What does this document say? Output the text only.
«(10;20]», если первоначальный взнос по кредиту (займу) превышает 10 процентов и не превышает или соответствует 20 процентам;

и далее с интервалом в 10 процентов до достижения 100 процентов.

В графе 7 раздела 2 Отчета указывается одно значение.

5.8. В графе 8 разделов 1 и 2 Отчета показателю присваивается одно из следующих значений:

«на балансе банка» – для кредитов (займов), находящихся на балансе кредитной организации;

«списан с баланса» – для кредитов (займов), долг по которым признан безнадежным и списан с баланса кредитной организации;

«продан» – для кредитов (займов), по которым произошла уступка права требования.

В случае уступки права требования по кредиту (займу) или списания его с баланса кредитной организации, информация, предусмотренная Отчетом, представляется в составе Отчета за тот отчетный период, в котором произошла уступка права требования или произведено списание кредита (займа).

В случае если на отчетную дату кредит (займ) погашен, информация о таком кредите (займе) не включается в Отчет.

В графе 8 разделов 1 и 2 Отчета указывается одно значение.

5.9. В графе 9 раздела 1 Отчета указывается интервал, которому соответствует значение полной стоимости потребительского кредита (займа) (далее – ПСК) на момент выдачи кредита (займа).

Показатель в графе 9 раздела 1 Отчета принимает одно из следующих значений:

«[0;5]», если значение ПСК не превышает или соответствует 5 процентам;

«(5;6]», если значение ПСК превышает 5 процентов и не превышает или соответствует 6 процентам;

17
◇ ◇ ◇ ◇
# REQUIREMENT
Exactly reproduce every line of the records.

# REPLY
What does this document say? Output the text only.
«(10;20]», если первоначальный взнос по кредиту (займу) превышает 10 процентов и не превышает или соответствует 20 процентам;

и далее с интервалом в 10 процентов до достижения 100 процентов.

В графе 7 раздела 2 Отчета указывается одно значение.

5.8. В графе 8 разделов 1 и 2 Отчета показателю присваивается одно из следующих значений:

«на балансе банка» – для кредитов (займов), находящихся на балансе кредитной организации;

«списан с баланса» – для кредитов (займов), долг по которым признан безнадежным и списан с баланса кредитной организации;

«продан» – для кредитов (займов), по которым произошла уступка права требования.

В случае уступки права требования по кредиту (займу) или списания его с баланса кредитной организации, информация, предусмотренная Отчетом, представляется в составе Отчета за тот отчетный период, в котором произошла уступка права требования или произведено списание кредита (займа).

В случае если на отчетную дату кредит (займ) погашен, информация о таком кредите (займе) не включается в Отчет.

В графе 8 разделов 1 и 2 Отчета указывается одно значение.

5.9. В графе 9 раздела 1 Отчета указывается интервал, которому соответствует значение полной стоимости потребительского кредита (займа) (далее – ПСК) на момент выдачи кредита (займа).

Показатель в графе 9 раздела 1 Отчета принимает одно из следующих значений:

«[0;5]», если значение ПСК не превышает или соответствует 5 процентам;

«(5;6]», если значение ПСК превышает 5 процентов и не превышает или соответствует 6 процентам;

17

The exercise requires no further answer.